_Figure collection entries_

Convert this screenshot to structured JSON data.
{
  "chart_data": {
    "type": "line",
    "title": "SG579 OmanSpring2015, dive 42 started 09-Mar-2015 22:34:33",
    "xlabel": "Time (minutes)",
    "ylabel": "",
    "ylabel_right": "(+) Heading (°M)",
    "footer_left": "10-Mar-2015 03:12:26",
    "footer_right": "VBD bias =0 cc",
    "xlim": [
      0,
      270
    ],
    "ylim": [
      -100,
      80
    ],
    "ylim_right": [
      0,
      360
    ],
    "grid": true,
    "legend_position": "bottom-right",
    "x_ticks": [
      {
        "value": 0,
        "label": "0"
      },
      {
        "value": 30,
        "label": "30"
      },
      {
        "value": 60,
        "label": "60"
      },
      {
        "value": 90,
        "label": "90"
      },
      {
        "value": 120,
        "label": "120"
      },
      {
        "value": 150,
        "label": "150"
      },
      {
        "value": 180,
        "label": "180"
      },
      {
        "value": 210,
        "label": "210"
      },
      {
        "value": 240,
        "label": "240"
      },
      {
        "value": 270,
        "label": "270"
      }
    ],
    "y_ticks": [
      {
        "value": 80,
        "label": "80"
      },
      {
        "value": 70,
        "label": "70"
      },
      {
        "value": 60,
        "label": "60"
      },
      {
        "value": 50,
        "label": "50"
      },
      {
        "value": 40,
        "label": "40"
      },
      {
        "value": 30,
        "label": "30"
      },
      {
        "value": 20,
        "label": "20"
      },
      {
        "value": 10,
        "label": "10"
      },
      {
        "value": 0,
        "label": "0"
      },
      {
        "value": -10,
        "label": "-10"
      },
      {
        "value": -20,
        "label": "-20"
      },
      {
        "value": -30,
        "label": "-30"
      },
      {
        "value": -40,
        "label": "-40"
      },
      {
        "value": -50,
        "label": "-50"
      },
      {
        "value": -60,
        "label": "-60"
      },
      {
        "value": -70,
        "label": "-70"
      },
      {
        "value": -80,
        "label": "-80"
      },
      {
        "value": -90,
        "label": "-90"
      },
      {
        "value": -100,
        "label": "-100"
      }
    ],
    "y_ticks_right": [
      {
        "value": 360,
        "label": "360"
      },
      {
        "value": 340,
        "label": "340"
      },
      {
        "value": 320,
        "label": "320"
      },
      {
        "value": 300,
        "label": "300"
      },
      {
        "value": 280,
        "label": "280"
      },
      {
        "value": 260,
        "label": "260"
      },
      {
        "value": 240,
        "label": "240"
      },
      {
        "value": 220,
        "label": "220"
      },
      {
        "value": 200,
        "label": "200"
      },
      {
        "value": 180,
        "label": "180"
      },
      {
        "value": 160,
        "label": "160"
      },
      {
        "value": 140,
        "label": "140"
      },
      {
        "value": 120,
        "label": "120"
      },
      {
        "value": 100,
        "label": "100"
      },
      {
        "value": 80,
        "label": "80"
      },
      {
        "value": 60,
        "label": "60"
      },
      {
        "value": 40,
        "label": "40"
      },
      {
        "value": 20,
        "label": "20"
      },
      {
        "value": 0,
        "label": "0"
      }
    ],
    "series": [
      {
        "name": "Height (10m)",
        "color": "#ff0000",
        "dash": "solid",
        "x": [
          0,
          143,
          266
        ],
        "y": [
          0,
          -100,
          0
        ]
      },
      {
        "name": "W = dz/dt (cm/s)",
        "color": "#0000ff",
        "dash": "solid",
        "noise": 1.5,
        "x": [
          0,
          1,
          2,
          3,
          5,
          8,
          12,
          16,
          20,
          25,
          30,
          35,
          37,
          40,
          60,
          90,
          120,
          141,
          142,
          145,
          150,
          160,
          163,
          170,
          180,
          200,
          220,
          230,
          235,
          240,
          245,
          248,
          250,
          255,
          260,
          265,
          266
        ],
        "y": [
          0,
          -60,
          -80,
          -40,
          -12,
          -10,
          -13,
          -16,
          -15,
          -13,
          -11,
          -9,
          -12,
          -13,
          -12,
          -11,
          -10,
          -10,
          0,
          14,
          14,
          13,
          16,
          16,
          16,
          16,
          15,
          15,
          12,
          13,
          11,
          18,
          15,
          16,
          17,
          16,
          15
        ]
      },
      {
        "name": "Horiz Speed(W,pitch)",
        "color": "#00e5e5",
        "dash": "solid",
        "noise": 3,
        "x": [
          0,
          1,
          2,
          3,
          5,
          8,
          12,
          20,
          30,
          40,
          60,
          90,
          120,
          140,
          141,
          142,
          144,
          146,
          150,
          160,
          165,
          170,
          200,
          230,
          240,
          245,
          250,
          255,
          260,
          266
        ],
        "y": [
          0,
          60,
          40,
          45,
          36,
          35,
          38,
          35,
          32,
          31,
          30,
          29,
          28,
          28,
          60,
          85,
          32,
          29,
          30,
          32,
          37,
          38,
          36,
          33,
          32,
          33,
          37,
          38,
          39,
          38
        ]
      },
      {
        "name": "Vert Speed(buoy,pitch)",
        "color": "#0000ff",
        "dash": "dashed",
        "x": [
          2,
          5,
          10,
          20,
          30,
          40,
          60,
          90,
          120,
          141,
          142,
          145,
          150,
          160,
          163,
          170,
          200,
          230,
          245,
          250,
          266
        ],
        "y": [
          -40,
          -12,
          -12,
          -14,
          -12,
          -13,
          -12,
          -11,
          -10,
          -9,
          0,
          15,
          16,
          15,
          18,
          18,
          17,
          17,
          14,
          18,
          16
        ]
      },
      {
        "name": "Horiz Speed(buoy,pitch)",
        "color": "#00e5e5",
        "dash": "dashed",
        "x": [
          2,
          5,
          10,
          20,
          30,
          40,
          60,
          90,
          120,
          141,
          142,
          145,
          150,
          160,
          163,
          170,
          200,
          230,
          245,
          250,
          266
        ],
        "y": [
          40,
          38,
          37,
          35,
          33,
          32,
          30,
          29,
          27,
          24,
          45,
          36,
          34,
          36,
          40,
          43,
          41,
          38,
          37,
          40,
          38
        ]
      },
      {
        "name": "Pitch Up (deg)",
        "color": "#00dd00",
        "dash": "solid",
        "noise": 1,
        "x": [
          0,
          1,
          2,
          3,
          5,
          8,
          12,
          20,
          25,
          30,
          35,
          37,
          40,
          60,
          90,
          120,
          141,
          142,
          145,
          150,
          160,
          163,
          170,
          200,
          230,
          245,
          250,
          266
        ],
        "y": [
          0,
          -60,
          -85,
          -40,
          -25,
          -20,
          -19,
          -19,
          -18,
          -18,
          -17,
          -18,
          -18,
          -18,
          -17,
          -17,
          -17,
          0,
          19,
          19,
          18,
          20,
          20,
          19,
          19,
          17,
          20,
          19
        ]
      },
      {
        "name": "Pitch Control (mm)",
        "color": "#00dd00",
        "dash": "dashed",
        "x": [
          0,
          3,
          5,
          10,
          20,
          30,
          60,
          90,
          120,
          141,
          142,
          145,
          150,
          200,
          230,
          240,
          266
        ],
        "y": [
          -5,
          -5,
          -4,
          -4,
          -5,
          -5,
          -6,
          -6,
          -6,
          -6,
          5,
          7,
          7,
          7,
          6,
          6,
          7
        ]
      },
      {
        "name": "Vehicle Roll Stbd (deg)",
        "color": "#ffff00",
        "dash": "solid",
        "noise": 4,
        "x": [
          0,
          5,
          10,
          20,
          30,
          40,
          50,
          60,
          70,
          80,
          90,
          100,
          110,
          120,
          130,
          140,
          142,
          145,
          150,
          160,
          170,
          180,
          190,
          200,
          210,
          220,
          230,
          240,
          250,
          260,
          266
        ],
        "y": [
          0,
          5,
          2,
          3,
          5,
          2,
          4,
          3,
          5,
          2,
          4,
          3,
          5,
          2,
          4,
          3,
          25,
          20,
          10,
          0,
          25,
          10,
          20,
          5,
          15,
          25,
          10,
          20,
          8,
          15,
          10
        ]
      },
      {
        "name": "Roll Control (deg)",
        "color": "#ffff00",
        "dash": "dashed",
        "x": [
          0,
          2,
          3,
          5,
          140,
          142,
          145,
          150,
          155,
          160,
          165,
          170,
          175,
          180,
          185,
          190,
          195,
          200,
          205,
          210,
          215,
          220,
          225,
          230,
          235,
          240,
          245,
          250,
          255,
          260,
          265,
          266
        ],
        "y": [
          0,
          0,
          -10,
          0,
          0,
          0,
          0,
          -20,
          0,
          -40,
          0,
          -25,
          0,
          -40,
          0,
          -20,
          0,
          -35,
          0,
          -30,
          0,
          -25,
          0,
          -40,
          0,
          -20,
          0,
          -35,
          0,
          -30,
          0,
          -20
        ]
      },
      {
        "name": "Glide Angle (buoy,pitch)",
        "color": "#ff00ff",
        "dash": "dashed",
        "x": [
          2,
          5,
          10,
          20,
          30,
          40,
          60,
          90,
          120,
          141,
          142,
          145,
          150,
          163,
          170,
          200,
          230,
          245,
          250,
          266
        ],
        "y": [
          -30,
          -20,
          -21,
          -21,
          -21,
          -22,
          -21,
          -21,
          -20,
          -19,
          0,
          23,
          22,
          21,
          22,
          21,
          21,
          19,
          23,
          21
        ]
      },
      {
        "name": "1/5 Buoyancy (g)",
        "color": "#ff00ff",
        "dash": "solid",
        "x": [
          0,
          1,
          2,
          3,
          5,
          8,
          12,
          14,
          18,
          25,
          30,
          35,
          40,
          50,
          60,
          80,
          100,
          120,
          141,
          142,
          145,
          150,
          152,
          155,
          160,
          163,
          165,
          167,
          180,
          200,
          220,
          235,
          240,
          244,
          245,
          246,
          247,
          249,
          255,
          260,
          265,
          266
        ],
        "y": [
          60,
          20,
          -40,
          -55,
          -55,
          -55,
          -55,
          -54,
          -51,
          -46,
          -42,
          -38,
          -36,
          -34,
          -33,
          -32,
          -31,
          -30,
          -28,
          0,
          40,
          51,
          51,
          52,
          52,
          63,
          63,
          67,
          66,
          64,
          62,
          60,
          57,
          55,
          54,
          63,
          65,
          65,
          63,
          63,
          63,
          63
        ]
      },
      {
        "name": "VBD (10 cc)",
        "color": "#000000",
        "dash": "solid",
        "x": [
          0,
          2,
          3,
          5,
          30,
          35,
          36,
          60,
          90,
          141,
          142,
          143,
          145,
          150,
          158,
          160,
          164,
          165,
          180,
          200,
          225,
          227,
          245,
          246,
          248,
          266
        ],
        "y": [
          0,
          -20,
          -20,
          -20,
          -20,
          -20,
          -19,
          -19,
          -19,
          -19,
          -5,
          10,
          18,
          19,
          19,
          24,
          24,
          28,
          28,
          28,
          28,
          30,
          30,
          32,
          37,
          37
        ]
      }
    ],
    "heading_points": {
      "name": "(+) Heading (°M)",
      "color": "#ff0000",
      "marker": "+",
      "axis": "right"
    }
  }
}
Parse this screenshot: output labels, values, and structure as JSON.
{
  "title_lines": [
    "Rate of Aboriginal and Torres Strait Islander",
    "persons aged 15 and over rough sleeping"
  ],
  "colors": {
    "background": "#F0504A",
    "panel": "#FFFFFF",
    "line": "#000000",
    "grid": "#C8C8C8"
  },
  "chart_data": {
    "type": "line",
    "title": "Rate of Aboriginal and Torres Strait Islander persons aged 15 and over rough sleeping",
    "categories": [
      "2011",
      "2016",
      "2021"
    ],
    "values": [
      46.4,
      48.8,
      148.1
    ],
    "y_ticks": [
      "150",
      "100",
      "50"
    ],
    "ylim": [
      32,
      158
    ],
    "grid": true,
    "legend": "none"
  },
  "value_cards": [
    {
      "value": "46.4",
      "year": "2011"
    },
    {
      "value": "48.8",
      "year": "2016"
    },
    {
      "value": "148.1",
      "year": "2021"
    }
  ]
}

_EXERCISE DETAILS_
Copy exactly the lines of the listing above, beginning at the line with "Parse this screenshot: output" and ending at its final line; write out nothing else.

_THE REPLY_
Parse this screenshot: output labels, values, and structure as JSON.
{
  "title_lines": [
    "Rate of Aboriginal and Torres Strait Islander",
    "persons aged 15 and over rough sleeping"
  ],
  "colors": {
    "background": "#F0504A",
    "panel": "#FFFFFF",
    "line": "#000000",
    "grid": "#C8C8C8"
  },
  "chart_data": {
    "type": "line",
    "title": "Rate of Aboriginal and Torres Strait Islander persons aged 15 and over rough sleeping",
    "categories": [
      "2011",
      "2016",
      "2021"
    ],
    "values": [
      46.4,
      48.8,
      148.1
    ],
    "y_ticks": [
      "150",
      "100",
      "50"
    ],
    "ylim": [
      32,
      158
    ],
    "grid": true,
    "legend": "none"
  },
  "value_cards": [
    {
      "value": "46.4",
      "year": "2011"
    },
    {
      "value": "48.8",
      "year": "2016"
    },
    {
      "value": "148.1",
      "year": "2021"
    }
  ]
}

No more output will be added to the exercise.